— START Information shown —
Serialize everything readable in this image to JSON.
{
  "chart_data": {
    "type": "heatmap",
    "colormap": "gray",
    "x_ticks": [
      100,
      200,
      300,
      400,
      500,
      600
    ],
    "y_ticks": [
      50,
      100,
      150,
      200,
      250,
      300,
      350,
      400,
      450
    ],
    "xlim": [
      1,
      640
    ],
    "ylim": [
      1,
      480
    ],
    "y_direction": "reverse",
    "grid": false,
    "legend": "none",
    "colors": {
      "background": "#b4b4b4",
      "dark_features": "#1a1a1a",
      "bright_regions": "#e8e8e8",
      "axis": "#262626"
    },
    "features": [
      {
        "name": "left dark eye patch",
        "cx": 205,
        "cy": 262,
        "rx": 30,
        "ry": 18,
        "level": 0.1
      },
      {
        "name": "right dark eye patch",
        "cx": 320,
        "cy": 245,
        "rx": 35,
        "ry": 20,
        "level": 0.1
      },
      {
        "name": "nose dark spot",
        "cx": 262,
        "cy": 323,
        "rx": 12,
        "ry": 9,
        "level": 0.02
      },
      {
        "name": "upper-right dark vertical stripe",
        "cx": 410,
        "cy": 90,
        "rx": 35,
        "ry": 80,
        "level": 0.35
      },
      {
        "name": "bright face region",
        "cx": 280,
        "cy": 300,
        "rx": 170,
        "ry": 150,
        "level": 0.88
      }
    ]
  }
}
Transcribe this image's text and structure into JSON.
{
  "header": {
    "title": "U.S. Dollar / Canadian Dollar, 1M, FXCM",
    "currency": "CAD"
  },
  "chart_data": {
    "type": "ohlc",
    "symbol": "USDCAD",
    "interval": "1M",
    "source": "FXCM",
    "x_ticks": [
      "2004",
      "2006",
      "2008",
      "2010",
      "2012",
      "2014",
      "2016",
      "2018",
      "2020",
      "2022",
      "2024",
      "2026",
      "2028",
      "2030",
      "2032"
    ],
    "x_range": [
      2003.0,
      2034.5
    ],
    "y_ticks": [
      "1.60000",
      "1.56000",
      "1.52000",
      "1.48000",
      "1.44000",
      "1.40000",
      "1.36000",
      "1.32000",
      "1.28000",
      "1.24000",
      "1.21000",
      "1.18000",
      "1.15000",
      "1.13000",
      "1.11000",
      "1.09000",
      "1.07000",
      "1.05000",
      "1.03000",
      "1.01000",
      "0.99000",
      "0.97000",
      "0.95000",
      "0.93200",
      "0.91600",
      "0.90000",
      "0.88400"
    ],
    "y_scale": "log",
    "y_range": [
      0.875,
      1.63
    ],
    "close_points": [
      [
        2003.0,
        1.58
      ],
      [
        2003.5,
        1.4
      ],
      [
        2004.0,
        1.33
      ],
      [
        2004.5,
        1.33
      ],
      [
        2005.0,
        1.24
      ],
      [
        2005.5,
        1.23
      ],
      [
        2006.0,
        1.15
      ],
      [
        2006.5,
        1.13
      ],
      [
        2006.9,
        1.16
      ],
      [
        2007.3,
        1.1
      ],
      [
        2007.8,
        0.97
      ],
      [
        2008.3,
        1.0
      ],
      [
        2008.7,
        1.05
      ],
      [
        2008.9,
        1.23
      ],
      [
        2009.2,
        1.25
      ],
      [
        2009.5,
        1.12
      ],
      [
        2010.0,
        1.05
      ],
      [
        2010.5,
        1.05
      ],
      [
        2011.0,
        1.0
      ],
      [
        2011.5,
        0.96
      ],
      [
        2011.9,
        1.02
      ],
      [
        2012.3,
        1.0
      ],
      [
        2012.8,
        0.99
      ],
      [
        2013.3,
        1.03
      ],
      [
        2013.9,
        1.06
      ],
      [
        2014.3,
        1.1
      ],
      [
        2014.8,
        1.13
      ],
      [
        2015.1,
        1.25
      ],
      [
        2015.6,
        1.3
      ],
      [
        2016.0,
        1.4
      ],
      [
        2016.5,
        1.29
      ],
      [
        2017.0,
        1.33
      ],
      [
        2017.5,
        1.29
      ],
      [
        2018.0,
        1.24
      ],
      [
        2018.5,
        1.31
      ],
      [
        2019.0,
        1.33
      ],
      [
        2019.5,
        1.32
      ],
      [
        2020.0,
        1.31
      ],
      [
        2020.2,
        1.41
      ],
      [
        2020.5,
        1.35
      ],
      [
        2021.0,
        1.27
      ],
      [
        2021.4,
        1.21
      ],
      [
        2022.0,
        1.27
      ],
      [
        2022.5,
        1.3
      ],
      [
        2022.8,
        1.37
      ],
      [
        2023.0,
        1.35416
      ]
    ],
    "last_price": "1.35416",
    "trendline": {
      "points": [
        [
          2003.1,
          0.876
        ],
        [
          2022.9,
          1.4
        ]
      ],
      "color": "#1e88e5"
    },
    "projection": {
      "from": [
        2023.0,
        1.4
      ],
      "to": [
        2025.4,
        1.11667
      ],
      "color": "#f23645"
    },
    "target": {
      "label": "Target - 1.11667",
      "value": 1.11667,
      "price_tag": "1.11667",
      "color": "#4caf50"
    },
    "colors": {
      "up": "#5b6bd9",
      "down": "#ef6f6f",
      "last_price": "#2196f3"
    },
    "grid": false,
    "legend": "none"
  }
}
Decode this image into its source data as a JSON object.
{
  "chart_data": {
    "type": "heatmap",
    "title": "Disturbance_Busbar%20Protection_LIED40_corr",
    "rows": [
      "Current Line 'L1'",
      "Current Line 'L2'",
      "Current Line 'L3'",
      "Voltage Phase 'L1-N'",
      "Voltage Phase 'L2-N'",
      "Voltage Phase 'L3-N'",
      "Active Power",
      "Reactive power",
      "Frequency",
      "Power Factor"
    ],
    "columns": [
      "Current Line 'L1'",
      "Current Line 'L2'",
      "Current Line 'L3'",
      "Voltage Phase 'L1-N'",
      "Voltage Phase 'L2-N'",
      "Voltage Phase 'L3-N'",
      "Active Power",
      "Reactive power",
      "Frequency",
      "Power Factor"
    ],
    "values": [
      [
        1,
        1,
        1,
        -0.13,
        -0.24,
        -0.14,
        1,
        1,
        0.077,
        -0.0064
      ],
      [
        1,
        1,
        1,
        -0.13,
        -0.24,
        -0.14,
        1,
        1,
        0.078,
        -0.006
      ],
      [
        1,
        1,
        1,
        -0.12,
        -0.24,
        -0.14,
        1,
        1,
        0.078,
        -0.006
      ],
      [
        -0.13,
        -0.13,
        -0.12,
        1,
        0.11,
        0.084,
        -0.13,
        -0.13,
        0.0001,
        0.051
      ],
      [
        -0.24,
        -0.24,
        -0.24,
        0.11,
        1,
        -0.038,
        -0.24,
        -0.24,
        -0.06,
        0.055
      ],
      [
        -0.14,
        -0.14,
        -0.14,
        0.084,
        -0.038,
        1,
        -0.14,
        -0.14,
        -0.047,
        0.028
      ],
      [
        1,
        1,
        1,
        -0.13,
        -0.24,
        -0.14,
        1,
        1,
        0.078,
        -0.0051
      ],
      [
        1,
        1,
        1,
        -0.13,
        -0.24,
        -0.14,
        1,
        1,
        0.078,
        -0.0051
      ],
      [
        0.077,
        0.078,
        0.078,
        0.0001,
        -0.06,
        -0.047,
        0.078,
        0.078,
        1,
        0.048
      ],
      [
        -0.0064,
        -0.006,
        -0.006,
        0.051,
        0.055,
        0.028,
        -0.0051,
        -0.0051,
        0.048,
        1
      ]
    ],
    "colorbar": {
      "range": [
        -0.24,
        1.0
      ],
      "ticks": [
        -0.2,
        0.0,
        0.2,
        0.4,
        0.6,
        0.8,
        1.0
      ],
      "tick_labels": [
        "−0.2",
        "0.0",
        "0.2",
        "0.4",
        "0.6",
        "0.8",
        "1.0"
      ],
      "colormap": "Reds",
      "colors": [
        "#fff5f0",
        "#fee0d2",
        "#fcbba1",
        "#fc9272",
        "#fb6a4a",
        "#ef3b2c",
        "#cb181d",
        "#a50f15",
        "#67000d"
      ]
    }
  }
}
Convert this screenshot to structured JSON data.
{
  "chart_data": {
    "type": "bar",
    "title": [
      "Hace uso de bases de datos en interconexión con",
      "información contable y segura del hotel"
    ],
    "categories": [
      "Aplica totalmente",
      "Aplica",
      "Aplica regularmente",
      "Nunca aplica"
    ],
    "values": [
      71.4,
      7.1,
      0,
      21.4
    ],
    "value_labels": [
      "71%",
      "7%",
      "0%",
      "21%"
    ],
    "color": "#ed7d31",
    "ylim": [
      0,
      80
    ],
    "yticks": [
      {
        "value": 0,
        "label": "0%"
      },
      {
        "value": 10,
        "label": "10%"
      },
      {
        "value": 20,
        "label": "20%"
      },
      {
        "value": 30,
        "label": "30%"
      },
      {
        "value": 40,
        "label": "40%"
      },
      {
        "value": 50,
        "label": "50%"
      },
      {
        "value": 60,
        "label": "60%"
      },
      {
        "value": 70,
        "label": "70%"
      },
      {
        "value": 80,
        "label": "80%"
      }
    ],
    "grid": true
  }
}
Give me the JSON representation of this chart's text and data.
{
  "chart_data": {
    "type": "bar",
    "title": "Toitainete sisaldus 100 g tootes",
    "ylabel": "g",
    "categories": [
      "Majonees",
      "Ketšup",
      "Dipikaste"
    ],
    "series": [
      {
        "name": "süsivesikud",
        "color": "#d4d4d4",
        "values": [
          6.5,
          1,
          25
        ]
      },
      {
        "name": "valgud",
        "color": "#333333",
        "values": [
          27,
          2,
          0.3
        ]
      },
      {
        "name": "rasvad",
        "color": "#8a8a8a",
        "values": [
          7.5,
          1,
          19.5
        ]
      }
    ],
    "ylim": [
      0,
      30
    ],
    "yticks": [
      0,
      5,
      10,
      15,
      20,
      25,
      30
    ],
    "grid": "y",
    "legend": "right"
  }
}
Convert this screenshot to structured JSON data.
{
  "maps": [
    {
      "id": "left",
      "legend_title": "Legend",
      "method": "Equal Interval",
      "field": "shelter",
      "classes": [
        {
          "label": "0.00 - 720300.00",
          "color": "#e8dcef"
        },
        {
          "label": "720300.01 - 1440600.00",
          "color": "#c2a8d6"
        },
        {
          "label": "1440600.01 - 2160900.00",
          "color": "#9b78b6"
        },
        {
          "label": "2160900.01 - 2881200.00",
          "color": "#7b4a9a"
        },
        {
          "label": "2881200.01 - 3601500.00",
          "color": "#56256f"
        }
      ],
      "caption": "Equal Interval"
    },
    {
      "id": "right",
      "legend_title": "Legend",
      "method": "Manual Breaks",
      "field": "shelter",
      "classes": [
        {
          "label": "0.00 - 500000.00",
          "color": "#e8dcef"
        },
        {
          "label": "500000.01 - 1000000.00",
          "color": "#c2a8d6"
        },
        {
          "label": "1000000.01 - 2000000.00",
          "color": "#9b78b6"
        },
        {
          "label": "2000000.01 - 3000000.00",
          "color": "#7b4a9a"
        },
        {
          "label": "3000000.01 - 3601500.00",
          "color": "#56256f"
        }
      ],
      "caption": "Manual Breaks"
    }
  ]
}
— END Information shown —
Copy all lines in the listing above where the string "into" appears.

Transcribe this image's text and structure into JSON.
Decode this image into its source data as a JSON object.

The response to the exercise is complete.